[Start Task inputs]

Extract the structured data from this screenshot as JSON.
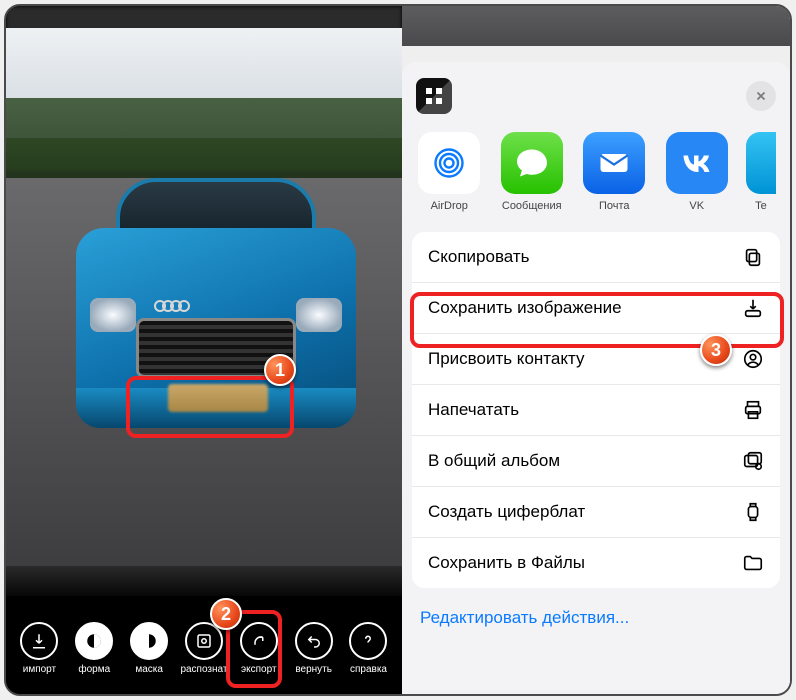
{
  "callouts": {
    "one": "1",
    "two": "2",
    "three": "3"
  },
  "toolbar": {
    "import": "импорт",
    "shape": "форма",
    "mask": "маска",
    "recognize": "распознат",
    "export": "экспорт",
    "undo": "вернуть",
    "help": "справка"
  },
  "share": {
    "airdrop": "AirDrop",
    "messages": "Сообщения",
    "mail": "Почта",
    "vk": "VK",
    "telegram": "Te"
  },
  "actions": {
    "copy": "Скопировать",
    "save_image": "Сохранить изображение",
    "assign_contact": "Присвоить контакту",
    "print": "Напечатать",
    "shared_album": "В общий альбом",
    "watchface": "Создать циферблат",
    "save_files": "Сохранить в Файлы"
  },
  "edit_actions": "Редактировать действия..."
}
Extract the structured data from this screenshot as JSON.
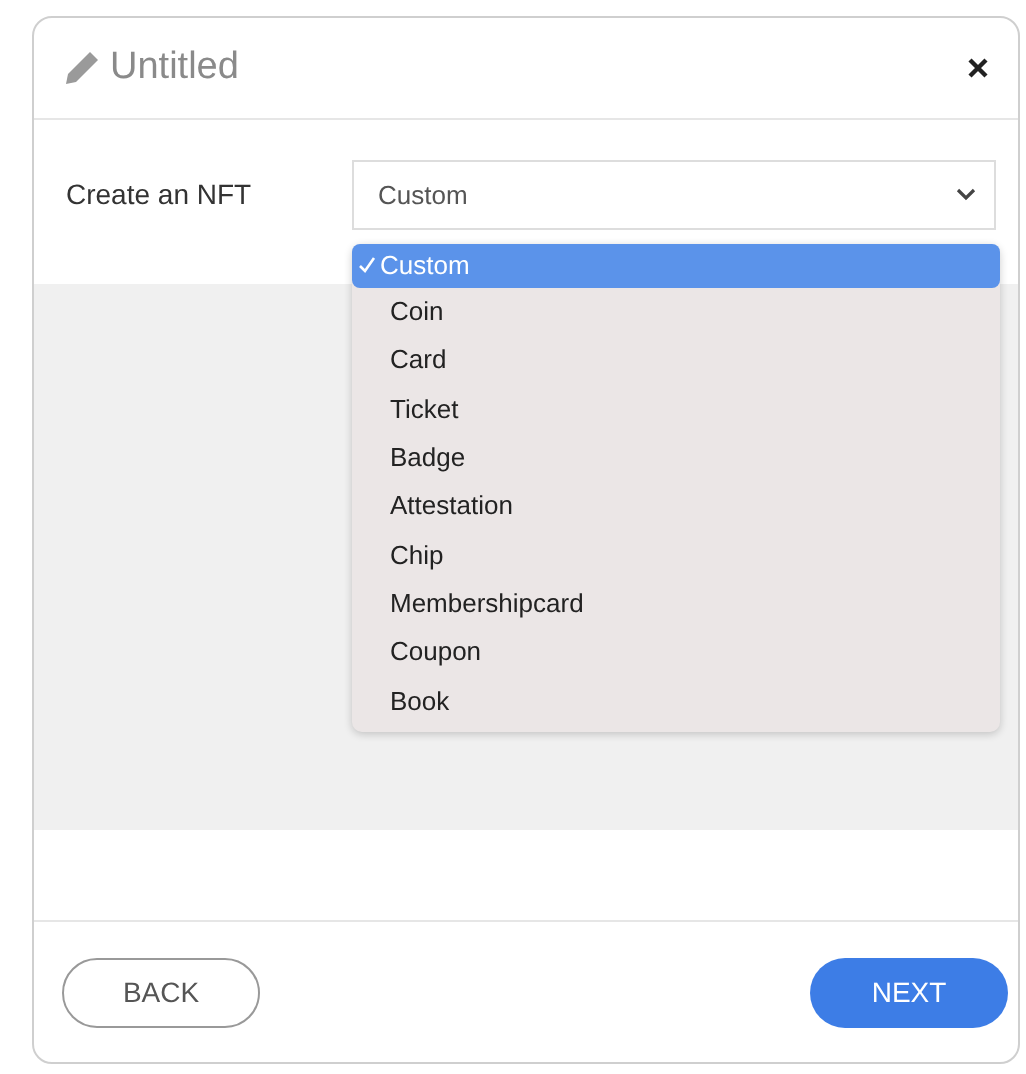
{
  "window": {
    "title": "Untitled"
  },
  "form": {
    "label": "Create an NFT",
    "select": {
      "value": "Custom",
      "expanded": true,
      "options": [
        {
          "label": "Custom",
          "selected": true
        },
        {
          "label": "Coin",
          "selected": false
        },
        {
          "label": "Card",
          "selected": false
        },
        {
          "label": "Ticket",
          "selected": false
        },
        {
          "label": "Badge",
          "selected": false
        },
        {
          "label": "Attestation",
          "selected": false
        },
        {
          "label": "Chip",
          "selected": false
        },
        {
          "label": "Membershipcard",
          "selected": false
        },
        {
          "label": "Coupon",
          "selected": false
        },
        {
          "label": "Book",
          "selected": false
        }
      ]
    }
  },
  "buttons": [
    {
      "label": "BACK",
      "kind": "secondary"
    },
    {
      "label": "NEXT",
      "kind": "primary"
    }
  ]
}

[End Task inputs]

Exercise prompt – Copy all of the entries verbatim, leaving out any pictures they contain.

Complete answer –
Extract the structured data from this screenshot as JSON.
{
  "callouts": {
    "one": "1",
    "two": "2",
    "three": "3"
  },
  "toolbar": {
    "import": "импорт",
    "shape": "форма",
    "mask": "маска",
    "recognize": "распознат",
    "export": "экспорт",
    "undo": "вернуть",
    "help": "справка"
  },
  "share": {
    "airdrop": "AirDrop",
    "messages": "Сообщения",
    "mail": "Почта",
    "vk": "VK",
    "telegram": "Te"
  },
  "actions": {
    "copy": "Скопировать",
    "save_image": "Сохранить изображение",
    "assign_contact": "Присвоить контакту",
    "print": "Напечатать",
    "shared_album": "В общий альбом",
    "watchface": "Создать циферблат",
    "save_files": "Сохранить в Файлы"
  },
  "edit_actions": "Редактировать действия..."
}
Extract the structured data from this screenshot as JSON.
{
  "window": {
    "title": "Untitled"
  },
  "form": {
    "label": "Create an NFT",
    "select": {
      "value": "Custom",
      "expanded": true,
      "options": [
        {
          "label": "Custom",
          "selected": true
        },
        {
          "label": "Coin",
          "selected": false
        },
        {
          "label": "Card",
          "selected": false
        },
        {
          "label": "Ticket",
          "selected": false
        },
        {
          "label": "Badge",
          "selected": false
        },
        {
          "label": "Attestation",
          "selected": false
        },
        {
          "label": "Chip",
          "selected": false
        },
        {
          "label": "Membershipcard",
          "selected": false
        },
        {
          "label": "Coupon",
          "selected": false
        },
        {
          "label": "Book",
          "selected": false
        }
      ]
    }
  },
  "buttons": [
    {
      "label": "BACK",
      "kind": "secondary"
    },
    {
      "label": "NEXT",
      "kind": "primary"
    }
  ]
}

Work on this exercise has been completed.